**EXERCISE PROMPT:** Where the line containing "What's the underlying" appears, begin retyping; continue exactly through the final line of the data. Omit every picture.

**THE DATA:**
════
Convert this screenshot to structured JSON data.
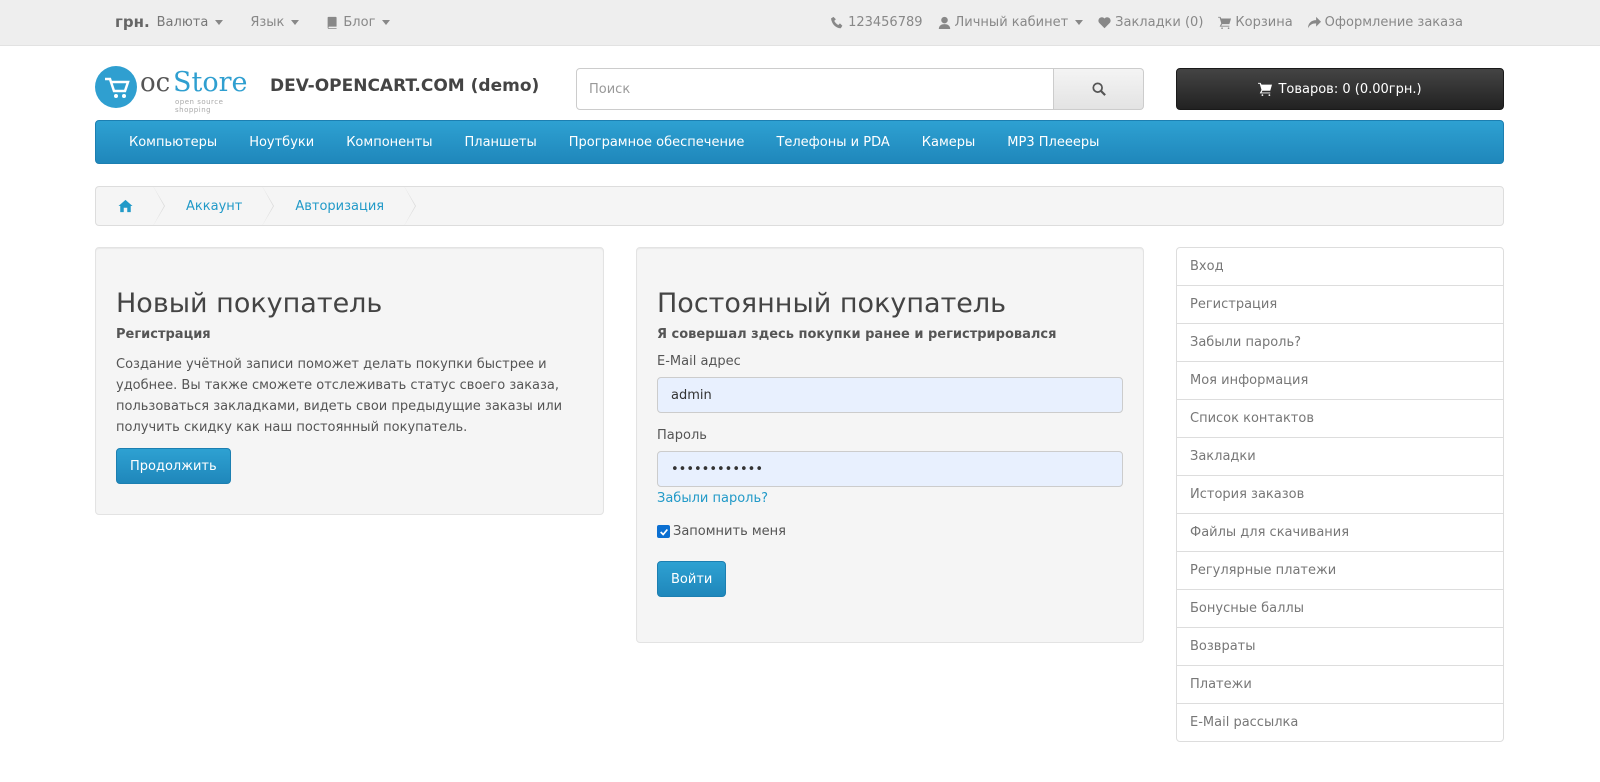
{
  "topbar": {
    "currency_symbol": "грн.",
    "currency_label": "Валюта",
    "language_label": "Язык",
    "blog_label": "Блог",
    "phone": "123456789",
    "account_label": "Личный кабинет",
    "wishlist_label": "Закладки (0)",
    "cart_label": "Корзина",
    "checkout_label": "Оформление заказа"
  },
  "header": {
    "logo_oc": "oc",
    "logo_store": "Store",
    "logo_tagline": "open source shopping",
    "site_name": "DEV-OPENCART.COM (demo)",
    "search_placeholder": "Поиск",
    "cart_button": "Товаров: 0 (0.00грн.)"
  },
  "nav": {
    "items": [
      "Компьютеры",
      "Ноутбуки",
      "Компоненты",
      "Планшеты",
      "Програмное обеспечение",
      "Телефоны и PDA",
      "Камеры",
      "MP3 Плеееры"
    ]
  },
  "breadcrumb": {
    "items": [
      "Аккаунт",
      "Авторизация"
    ]
  },
  "new_customer": {
    "title": "Новый покупатель",
    "subtitle": "Регистрация",
    "description": "Создание учётной записи поможет делать покупки быстрее и удобнее. Вы также сможете отслеживать статус своего заказа, пользоваться закладками, видеть свои предыдущие заказы или получить скидку как наш постоянный покупатель.",
    "button": "Продолжить"
  },
  "returning_customer": {
    "title": "Постоянный покупатель",
    "subtitle": "Я совершал здесь покупки ранее и регистрировался",
    "email_label": "E-Mail адрес",
    "email_value": "admin",
    "password_label": "Пароль",
    "password_value": "••••••••••••",
    "forgot_link": "Забыли пароль?",
    "remember_label": "Запомнить меня",
    "remember_checked": true,
    "login_button": "Войти"
  },
  "account_menu": {
    "items": [
      "Вход",
      "Регистрация",
      "Забыли пароль?",
      "Моя информация",
      "Список контактов",
      "Закладки",
      "История заказов",
      "Файлы для скачивания",
      "Регулярные платежи",
      "Бонусные баллы",
      "Возвраты",
      "Платежи",
      "E-Mail рассылка"
    ]
  },
  "colors": {
    "accent": "#229ac8",
    "nav_bg": "#229ac8",
    "cart_bg": "#303030"
  }
}
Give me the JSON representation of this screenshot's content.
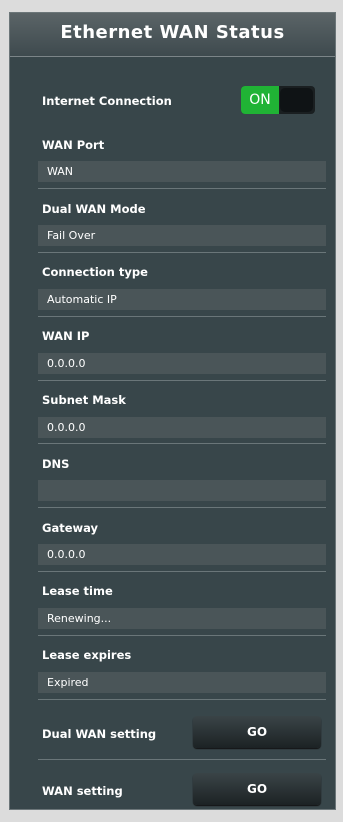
{
  "header": {
    "title": "Ethernet WAN Status"
  },
  "internet_connection": {
    "label": "Internet Connection",
    "toggle_state": "ON"
  },
  "fields": [
    {
      "label": "WAN Port",
      "value": "WAN"
    },
    {
      "label": "Dual WAN Mode",
      "value": "Fail Over"
    },
    {
      "label": "Connection type",
      "value": "Automatic IP"
    },
    {
      "label": "WAN IP",
      "value": "0.0.0.0"
    },
    {
      "label": "Subnet Mask",
      "value": "0.0.0.0"
    },
    {
      "label": "DNS",
      "value": ""
    },
    {
      "label": "Gateway",
      "value": "0.0.0.0"
    },
    {
      "label": "Lease time",
      "value": "Renewing..."
    },
    {
      "label": "Lease expires",
      "value": "Expired"
    }
  ],
  "actions": [
    {
      "label": "Dual WAN setting",
      "button": "GO"
    },
    {
      "label": "WAN setting",
      "button": "GO"
    }
  ],
  "colors": {
    "panel_bg": "#38464a",
    "field_bg": "#4a5558",
    "toggle_on": "#20b335"
  }
}
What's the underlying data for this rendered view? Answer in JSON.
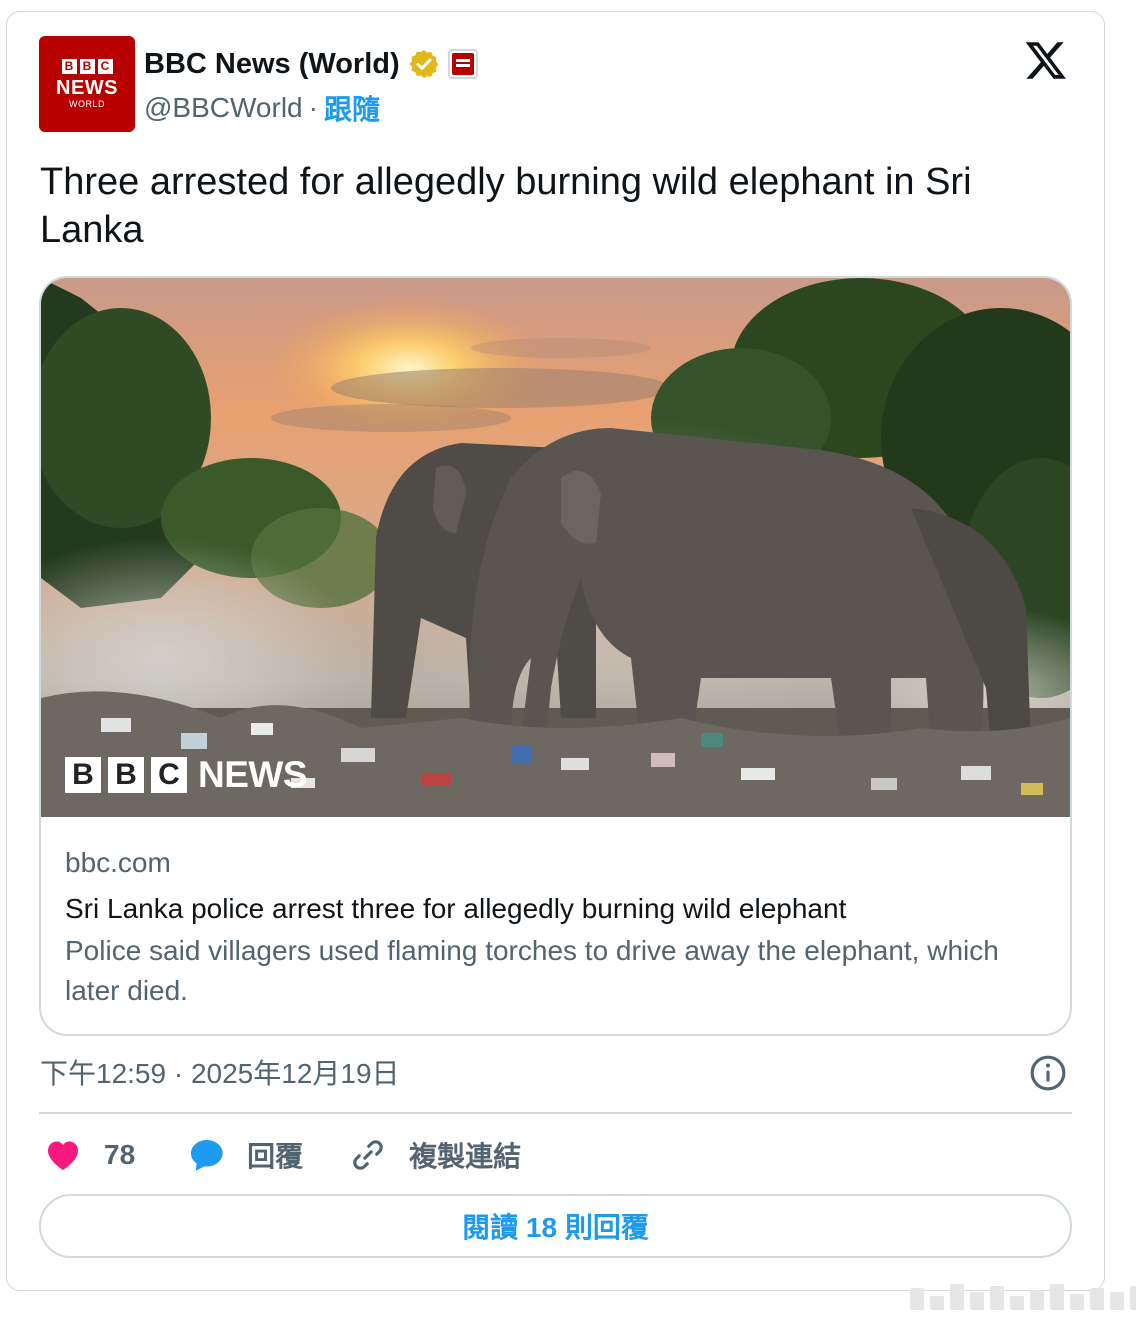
{
  "account": {
    "avatar_blocks": [
      "B",
      "B",
      "C"
    ],
    "avatar_news": "NEWS",
    "avatar_world": "WORLD",
    "display_name": "BBC News (World)",
    "handle": "@BBCWorld",
    "separator": "·",
    "follow_label": "跟隨"
  },
  "tweet": {
    "text": "Three arrested for allegedly burning wild elephant in Sri Lanka"
  },
  "link_card": {
    "photo_logo_blocks": [
      "B",
      "B",
      "C"
    ],
    "photo_logo_text": "NEWS",
    "domain": "bbc.com",
    "title": "Sri Lanka police arrest three for allegedly burning wild elephant",
    "description": "Police said villagers used flaming torches to drive away the elephant, which later died."
  },
  "meta": {
    "timestamp": "下午12:59 · 2025年12月19日"
  },
  "actions": {
    "like_count": "78",
    "reply_label": "回覆",
    "copy_link_label": "複製連結"
  },
  "read_replies_label": "閱讀 18 則回覆",
  "colors": {
    "bbc_red": "#b80000",
    "link_blue": "#1d9bf0",
    "like_pink": "#f91880",
    "secondary_text": "#536471",
    "border": "#cfd9de"
  }
}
════
**THE REPLY:**
What's the underlying data for this rendered view? Answer in JSON.
{
  "account": {
    "avatar_blocks": [
      "B",
      "B",
      "C"
    ],
    "avatar_news": "NEWS",
    "avatar_world": "WORLD",
    "display_name": "BBC News (World)",
    "handle": "@BBCWorld",
    "separator": "·",
    "follow_label": "跟隨"
  },
  "tweet": {
    "text": "Three arrested for allegedly burning wild elephant in Sri Lanka"
  },
  "link_card": {
    "photo_logo_blocks": [
      "B",
      "B",
      "C"
    ],
    "photo_logo_text": "NEWS",
    "domain": "bbc.com",
    "title": "Sri Lanka police arrest three for allegedly burning wild elephant",
    "description": "Police said villagers used flaming torches to drive away the elephant, which later died."
  },
  "meta": {
    "timestamp": "下午12:59 · 2025年12月19日"
  },
  "actions": {
    "like_count": "78",
    "reply_label": "回覆",
    "copy_link_label": "複製連結"
  },
  "read_replies_label": "閱讀 18 則回覆",
  "colors": {
    "bbc_red": "#b80000",
    "link_blue": "#1d9bf0",
    "like_pink": "#f91880",
    "secondary_text": "#536471",
    "border": "#cfd9de"
  }
}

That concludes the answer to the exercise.